Dataset items

..............................

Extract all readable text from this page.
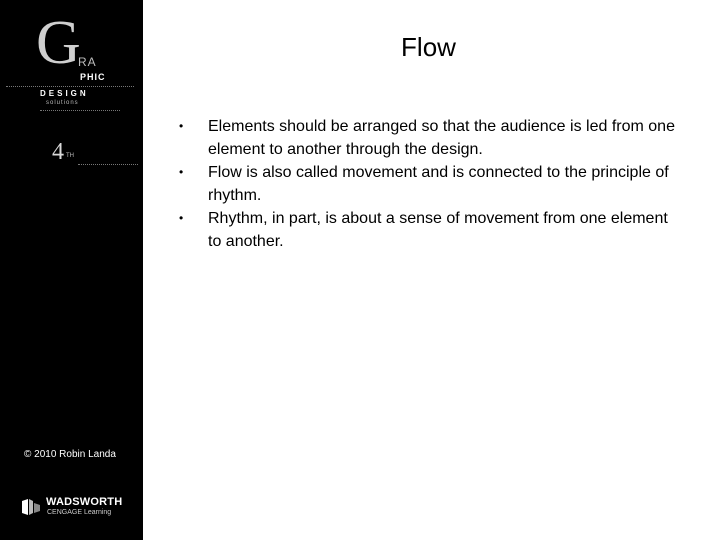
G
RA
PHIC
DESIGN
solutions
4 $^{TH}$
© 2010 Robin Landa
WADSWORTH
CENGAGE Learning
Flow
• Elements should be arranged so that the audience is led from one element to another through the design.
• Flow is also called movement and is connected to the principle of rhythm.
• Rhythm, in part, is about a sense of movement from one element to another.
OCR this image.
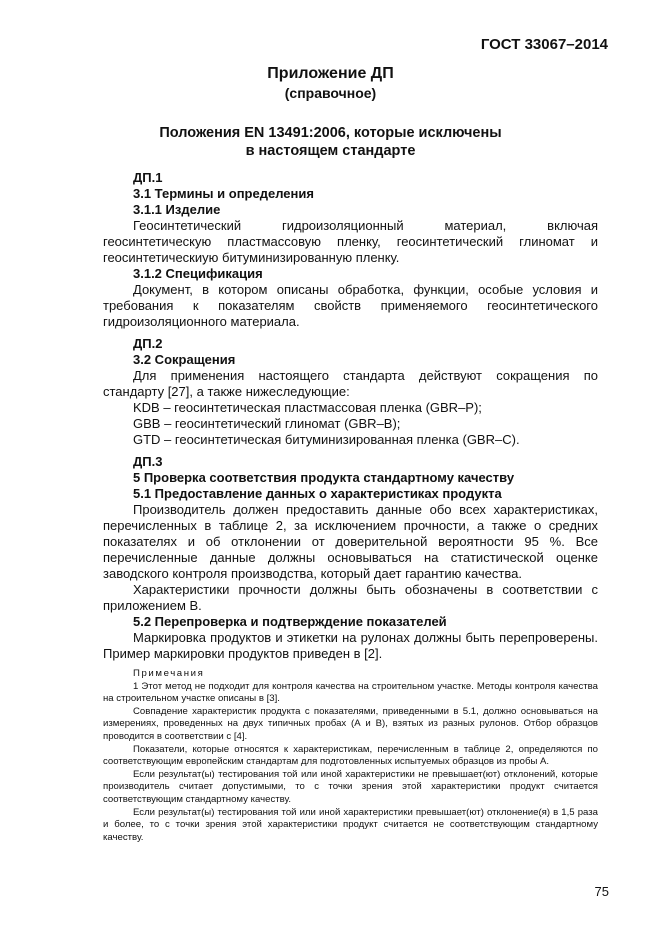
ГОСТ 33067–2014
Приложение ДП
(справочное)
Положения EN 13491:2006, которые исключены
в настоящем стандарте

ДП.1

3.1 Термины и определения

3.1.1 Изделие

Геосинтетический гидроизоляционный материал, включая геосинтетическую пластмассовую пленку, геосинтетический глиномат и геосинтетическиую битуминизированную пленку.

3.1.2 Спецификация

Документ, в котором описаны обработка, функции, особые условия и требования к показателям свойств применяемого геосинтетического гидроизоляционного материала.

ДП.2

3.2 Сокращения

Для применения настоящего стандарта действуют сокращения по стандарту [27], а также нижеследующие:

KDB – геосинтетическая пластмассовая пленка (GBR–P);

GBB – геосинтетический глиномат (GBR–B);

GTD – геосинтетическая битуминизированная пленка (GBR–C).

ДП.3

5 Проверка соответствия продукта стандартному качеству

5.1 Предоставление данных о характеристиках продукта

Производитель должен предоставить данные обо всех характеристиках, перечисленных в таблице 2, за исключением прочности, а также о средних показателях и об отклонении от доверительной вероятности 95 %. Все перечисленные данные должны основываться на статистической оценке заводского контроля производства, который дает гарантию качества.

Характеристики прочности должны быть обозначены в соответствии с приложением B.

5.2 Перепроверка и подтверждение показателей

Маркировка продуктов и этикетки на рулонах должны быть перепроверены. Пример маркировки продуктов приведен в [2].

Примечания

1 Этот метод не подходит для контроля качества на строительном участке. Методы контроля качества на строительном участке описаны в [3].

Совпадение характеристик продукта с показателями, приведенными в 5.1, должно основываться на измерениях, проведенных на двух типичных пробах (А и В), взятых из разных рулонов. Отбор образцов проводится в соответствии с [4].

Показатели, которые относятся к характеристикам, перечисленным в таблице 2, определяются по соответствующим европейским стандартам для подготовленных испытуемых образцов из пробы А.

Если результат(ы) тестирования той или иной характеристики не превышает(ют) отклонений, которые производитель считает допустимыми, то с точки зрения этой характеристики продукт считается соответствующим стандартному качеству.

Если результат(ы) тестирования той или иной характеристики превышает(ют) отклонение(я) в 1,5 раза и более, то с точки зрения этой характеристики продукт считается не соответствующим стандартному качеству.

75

..............................

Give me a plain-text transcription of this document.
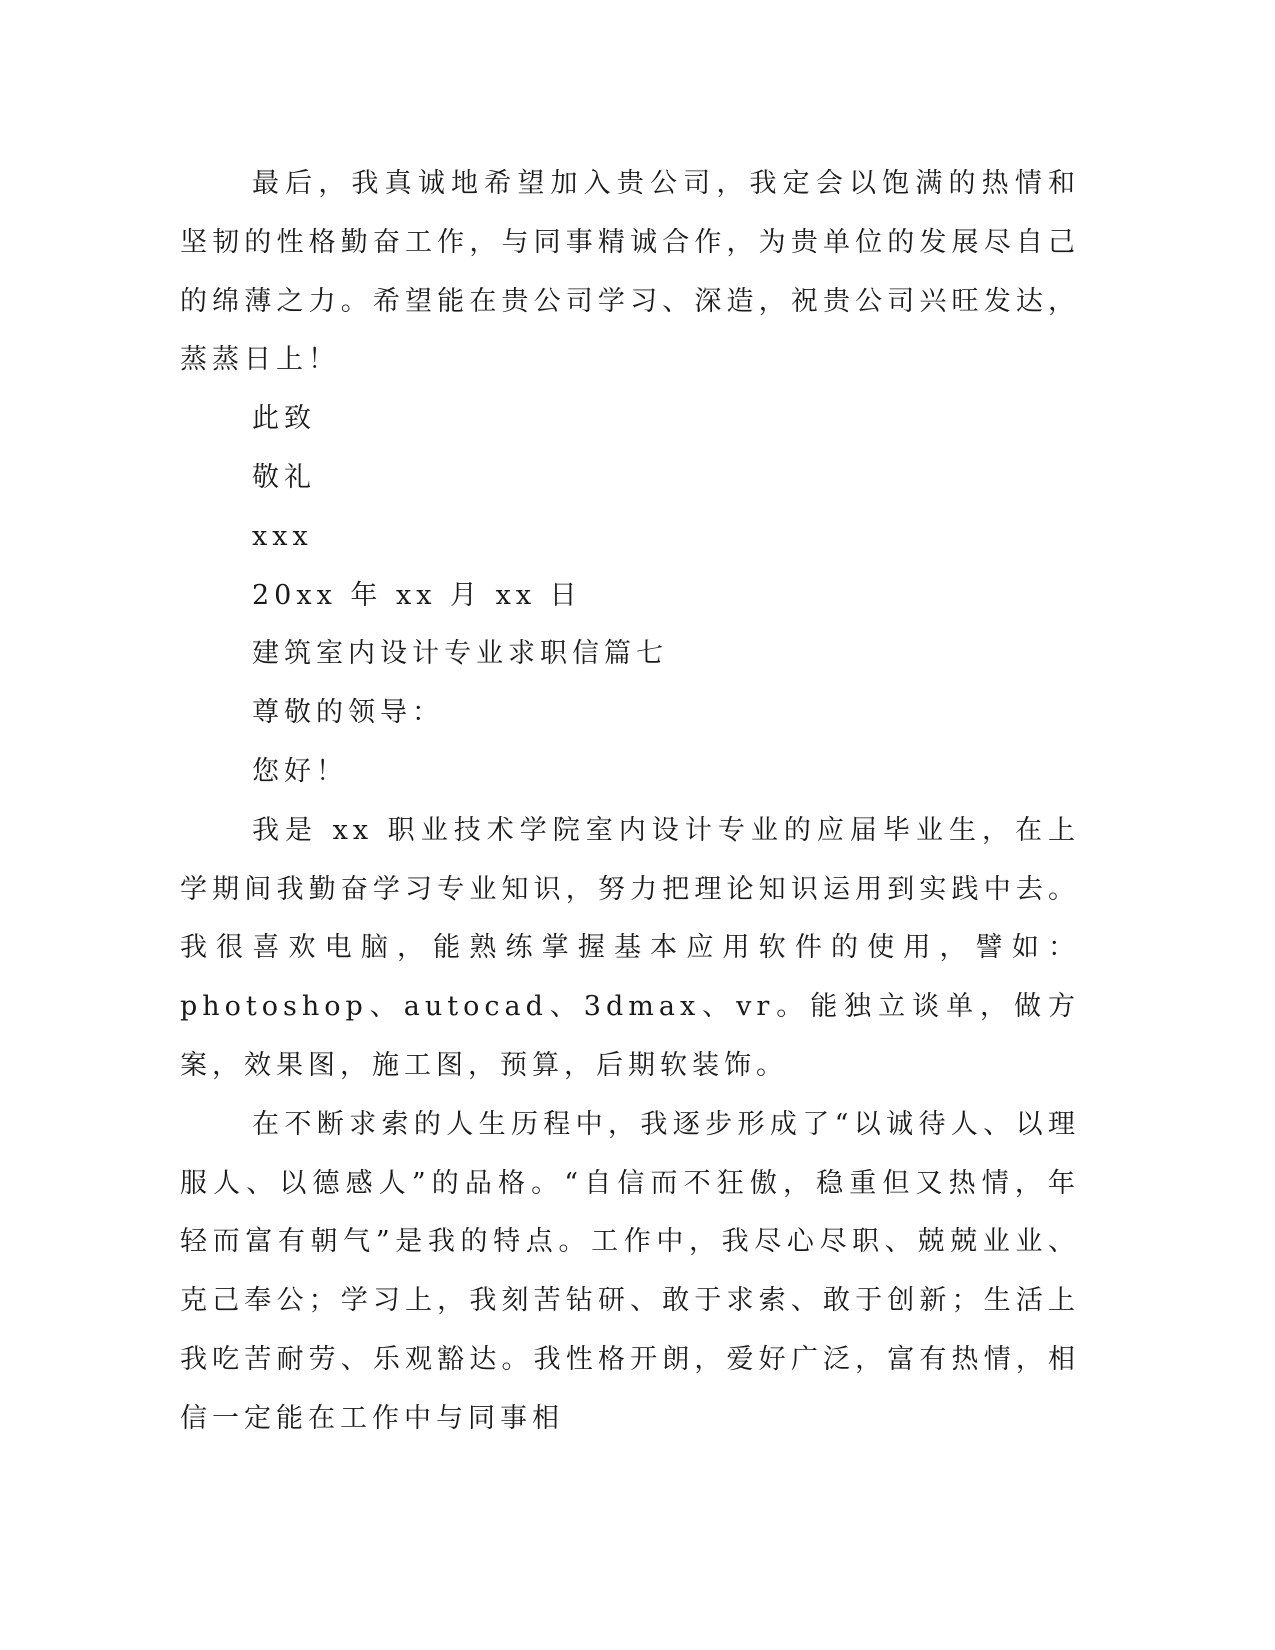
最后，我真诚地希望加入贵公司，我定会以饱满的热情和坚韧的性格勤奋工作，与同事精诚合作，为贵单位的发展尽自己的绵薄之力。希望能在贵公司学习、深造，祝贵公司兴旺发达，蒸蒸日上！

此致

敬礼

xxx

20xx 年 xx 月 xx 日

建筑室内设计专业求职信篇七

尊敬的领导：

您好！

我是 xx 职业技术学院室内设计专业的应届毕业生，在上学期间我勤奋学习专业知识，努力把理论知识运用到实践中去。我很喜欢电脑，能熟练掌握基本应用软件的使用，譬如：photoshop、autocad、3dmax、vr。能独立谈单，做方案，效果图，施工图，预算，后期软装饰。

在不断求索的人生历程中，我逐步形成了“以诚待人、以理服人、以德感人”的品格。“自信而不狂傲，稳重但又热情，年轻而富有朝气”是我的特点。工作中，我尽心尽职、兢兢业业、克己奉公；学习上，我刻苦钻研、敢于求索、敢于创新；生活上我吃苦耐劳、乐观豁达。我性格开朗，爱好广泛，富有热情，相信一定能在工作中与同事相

..............................

**TO DO**.
Select every line of the records holding the string "контроля".

**ANSWER TO THIS PROBLEM**.
Производитель должен предоставить данные обо всех характеристиках, перечисленных в таблице 2, за исключением прочности, а также о средних показателях и об отклонении от доверительной вероятности 95 %. Все перечисленные данные должны основываться на статистической оценке заводского контроля производства, который дает гарантию качества.
1 Этот метод не подходит для контроля качества на строительном участке. Методы контроля качества на строительном участке описаны в [3].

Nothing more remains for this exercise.